__What is required__
Reproduce all entries word for word.
• • • • •
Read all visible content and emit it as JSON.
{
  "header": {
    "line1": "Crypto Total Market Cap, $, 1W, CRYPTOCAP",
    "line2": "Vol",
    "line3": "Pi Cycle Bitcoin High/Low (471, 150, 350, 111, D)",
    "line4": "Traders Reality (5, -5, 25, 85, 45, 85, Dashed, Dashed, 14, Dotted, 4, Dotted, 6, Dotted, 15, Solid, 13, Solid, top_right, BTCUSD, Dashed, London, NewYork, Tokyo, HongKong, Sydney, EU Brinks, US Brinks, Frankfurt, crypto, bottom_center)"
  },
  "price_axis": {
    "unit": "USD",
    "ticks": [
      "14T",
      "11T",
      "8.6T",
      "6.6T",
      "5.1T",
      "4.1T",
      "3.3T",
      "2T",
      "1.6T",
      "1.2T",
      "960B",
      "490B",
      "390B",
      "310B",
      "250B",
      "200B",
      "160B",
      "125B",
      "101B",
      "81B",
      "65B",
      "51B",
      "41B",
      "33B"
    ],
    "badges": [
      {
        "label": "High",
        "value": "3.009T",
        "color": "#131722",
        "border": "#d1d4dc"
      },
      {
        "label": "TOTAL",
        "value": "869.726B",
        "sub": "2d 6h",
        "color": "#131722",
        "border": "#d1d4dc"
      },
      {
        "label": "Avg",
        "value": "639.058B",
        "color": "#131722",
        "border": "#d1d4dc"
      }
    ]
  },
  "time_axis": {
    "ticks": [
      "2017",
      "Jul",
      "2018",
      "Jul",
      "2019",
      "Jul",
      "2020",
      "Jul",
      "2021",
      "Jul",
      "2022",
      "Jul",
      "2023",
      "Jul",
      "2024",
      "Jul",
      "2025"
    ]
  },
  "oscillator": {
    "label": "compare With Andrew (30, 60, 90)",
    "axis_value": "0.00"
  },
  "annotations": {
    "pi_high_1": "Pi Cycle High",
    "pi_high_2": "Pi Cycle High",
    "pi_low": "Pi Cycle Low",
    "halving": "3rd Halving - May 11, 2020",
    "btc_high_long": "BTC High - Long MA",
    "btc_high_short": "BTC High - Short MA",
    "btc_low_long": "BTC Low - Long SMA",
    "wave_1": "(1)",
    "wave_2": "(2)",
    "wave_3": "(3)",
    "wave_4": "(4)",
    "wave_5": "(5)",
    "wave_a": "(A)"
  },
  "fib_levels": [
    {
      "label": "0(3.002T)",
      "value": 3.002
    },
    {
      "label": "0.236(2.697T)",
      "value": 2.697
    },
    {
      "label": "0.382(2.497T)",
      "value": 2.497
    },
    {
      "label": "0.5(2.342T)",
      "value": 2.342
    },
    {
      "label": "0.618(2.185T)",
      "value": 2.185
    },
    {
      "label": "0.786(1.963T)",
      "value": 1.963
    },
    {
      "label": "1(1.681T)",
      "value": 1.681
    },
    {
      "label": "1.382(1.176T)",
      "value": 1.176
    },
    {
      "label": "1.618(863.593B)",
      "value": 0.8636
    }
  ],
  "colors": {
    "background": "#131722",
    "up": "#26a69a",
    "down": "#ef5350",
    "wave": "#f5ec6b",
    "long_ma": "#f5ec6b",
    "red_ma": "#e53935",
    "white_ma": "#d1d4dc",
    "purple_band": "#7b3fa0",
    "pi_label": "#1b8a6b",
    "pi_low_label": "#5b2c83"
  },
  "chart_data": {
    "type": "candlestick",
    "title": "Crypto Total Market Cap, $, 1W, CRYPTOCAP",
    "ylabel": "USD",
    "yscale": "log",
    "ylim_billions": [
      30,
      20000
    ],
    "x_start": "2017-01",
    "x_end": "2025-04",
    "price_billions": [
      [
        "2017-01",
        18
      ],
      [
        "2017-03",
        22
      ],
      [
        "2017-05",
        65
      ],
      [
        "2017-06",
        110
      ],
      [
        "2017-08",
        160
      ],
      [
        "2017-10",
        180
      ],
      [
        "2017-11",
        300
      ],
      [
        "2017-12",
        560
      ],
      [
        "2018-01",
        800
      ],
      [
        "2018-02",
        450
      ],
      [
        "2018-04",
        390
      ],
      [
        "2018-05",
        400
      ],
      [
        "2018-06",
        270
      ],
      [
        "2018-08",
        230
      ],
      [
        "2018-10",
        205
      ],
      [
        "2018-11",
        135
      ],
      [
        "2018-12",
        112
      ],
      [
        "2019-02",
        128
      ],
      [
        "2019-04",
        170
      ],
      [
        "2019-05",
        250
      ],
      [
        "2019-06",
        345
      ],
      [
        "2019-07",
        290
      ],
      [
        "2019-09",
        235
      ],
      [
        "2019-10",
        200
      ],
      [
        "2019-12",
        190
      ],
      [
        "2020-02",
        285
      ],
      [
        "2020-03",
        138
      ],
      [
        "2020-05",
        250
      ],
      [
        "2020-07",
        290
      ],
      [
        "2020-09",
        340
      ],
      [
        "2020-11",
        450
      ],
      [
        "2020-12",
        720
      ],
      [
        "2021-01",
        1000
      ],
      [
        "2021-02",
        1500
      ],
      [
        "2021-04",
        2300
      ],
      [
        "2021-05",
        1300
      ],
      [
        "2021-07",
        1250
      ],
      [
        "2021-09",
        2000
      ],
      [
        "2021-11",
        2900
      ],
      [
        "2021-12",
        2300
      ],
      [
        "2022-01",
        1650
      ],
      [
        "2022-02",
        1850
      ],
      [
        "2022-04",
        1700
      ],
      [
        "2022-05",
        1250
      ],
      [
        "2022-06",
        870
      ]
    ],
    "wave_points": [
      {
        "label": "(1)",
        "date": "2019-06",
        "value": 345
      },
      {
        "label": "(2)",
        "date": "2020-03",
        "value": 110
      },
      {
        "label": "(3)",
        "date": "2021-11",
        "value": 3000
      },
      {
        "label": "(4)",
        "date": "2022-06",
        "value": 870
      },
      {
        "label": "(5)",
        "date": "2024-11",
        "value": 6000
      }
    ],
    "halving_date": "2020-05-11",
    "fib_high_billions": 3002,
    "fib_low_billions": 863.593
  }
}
• • • • •
__Exercise result__
Read all visible content and emit it as JSON.
{
  "header": {
    "line1": "Crypto Total Market Cap, $, 1W, CRYPTOCAP",
    "line2": "Vol",
    "line3": "Pi Cycle Bitcoin High/Low (471, 150, 350, 111, D)",
    "line4": "Traders Reality (5, -5, 25, 85, 45, 85, Dashed, Dashed, 14, Dotted, 4, Dotted, 6, Dotted, 15, Solid, 13, Solid, top_right, BTCUSD, Dashed, London, NewYork, Tokyo, HongKong, Sydney, EU Brinks, US Brinks, Frankfurt, crypto, bottom_center)"
  },
  "price_axis": {
    "unit": "USD",
    "ticks": [
      "14T",
      "11T",
      "8.6T",
      "6.6T",
      "5.1T",
      "4.1T",
      "3.3T",
      "2T",
      "1.6T",
      "1.2T",
      "960B",
      "490B",
      "390B",
      "310B",
      "250B",
      "200B",
      "160B",
      "125B",
      "101B",
      "81B",
      "65B",
      "51B",
      "41B",
      "33B"
    ],
    "badges": [
      {
        "label": "High",
        "value": "3.009T",
        "color": "#131722",
        "border": "#d1d4dc"
      },
      {
        "label": "TOTAL",
        "value": "869.726B",
        "sub": "2d 6h",
        "color": "#131722",
        "border": "#d1d4dc"
      },
      {
        "label": "Avg",
        "value": "639.058B",
        "color": "#131722",
        "border": "#d1d4dc"
      }
    ]
  },
  "time_axis": {
    "ticks": [
      "2017",
      "Jul",
      "2018",
      "Jul",
      "2019",
      "Jul",
      "2020",
      "Jul",
      "2021",
      "Jul",
      "2022",
      "Jul",
      "2023",
      "Jul",
      "2024",
      "Jul",
      "2025"
    ]
  },
  "oscillator": {
    "label": "compare With Andrew (30, 60, 90)",
    "axis_value": "0.00"
  },
  "annotations": {
    "pi_high_1": "Pi Cycle High",
    "pi_high_2": "Pi Cycle High",
    "pi_low": "Pi Cycle Low",
    "halving": "3rd Halving - May 11, 2020",
    "btc_high_long": "BTC High - Long MA",
    "btc_high_short": "BTC High - Short MA",
    "btc_low_long": "BTC Low - Long SMA",
    "wave_1": "(1)",
    "wave_2": "(2)",
    "wave_3": "(3)",
    "wave_4": "(4)",
    "wave_5": "(5)",
    "wave_a": "(A)"
  },
  "fib_levels": [
    {
      "label": "0(3.002T)",
      "value": 3.002
    },
    {
      "label": "0.236(2.697T)",
      "value": 2.697
    },
    {
      "label": "0.382(2.497T)",
      "value": 2.497
    },
    {
      "label": "0.5(2.342T)",
      "value": 2.342
    },
    {
      "label": "0.618(2.185T)",
      "value": 2.185
    },
    {
      "label": "0.786(1.963T)",
      "value": 1.963
    },
    {
      "label": "1(1.681T)",
      "value": 1.681
    },
    {
      "label": "1.382(1.176T)",
      "value": 1.176
    },
    {
      "label": "1.618(863.593B)",
      "value": 0.8636
    }
  ],
  "colors": {
    "background": "#131722",
    "up": "#26a69a",
    "down": "#ef5350",
    "wave": "#f5ec6b",
    "long_ma": "#f5ec6b",
    "red_ma": "#e53935",
    "white_ma": "#d1d4dc",
    "purple_band": "#7b3fa0",
    "pi_label": "#1b8a6b",
    "pi_low_label": "#5b2c83"
  },
  "chart_data": {
    "type": "candlestick",
    "title": "Crypto Total Market Cap, $, 1W, CRYPTOCAP",
    "ylabel": "USD",
    "yscale": "log",
    "ylim_billions": [
      30,
      20000
    ],
    "x_start": "2017-01",
    "x_end": "2025-04",
    "price_billions": [
      [
        "2017-01",
        18
      ],
      [
        "2017-03",
        22
      ],
      [
        "2017-05",
        65
      ],
      [
        "2017-06",
        110
      ],
      [
        "2017-08",
        160
      ],
      [
        "2017-10",
        180
      ],
      [
        "2017-11",
        300
      ],
      [
        "2017-12",
        560
      ],
      [
        "2018-01",
        800
      ],
      [
        "2018-02",
        450
      ],
      [
        "2018-04",
        390
      ],
      [
        "2018-05",
        400
      ],
      [
        "2018-06",
        270
      ],
      [
        "2018-08",
        230
      ],
      [
        "2018-10",
        205
      ],
      [
        "2018-11",
        135
      ],
      [
        "2018-12",
        112
      ],
      [
        "2019-02",
        128
      ],
      [
        "2019-04",
        170
      ],
      [
        "2019-05",
        250
      ],
      [
        "2019-06",
        345
      ],
      [
        "2019-07",
        290
      ],
      [
        "2019-09",
        235
      ],
      [
        "2019-10",
        200
      ],
      [
        "2019-12",
        190
      ],
      [
        "2020-02",
        285
      ],
      [
        "2020-03",
        138
      ],
      [
        "2020-05",
        250
      ],
      [
        "2020-07",
        290
      ],
      [
        "2020-09",
        340
      ],
      [
        "2020-11",
        450
      ],
      [
        "2020-12",
        720
      ],
      [
        "2021-01",
        1000
      ],
      [
        "2021-02",
        1500
      ],
      [
        "2021-04",
        2300
      ],
      [
        "2021-05",
        1300
      ],
      [
        "2021-07",
        1250
      ],
      [
        "2021-09",
        2000
      ],
      [
        "2021-11",
        2900
      ],
      [
        "2021-12",
        2300
      ],
      [
        "2022-01",
        1650
      ],
      [
        "2022-02",
        1850
      ],
      [
        "2022-04",
        1700
      ],
      [
        "2022-05",
        1250
      ],
      [
        "2022-06",
        870
      ]
    ],
    "wave_points": [
      {
        "label": "(1)",
        "date": "2019-06",
        "value": 345
      },
      {
        "label": "(2)",
        "date": "2020-03",
        "value": 110
      },
      {
        "label": "(3)",
        "date": "2021-11",
        "value": 3000
      },
      {
        "label": "(4)",
        "date": "2022-06",
        "value": 870
      },
      {
        "label": "(5)",
        "date": "2024-11",
        "value": 6000
      }
    ],
    "halving_date": "2020-05-11",
    "fib_high_billions": 3002,
    "fib_low_billions": 863.593
  }
}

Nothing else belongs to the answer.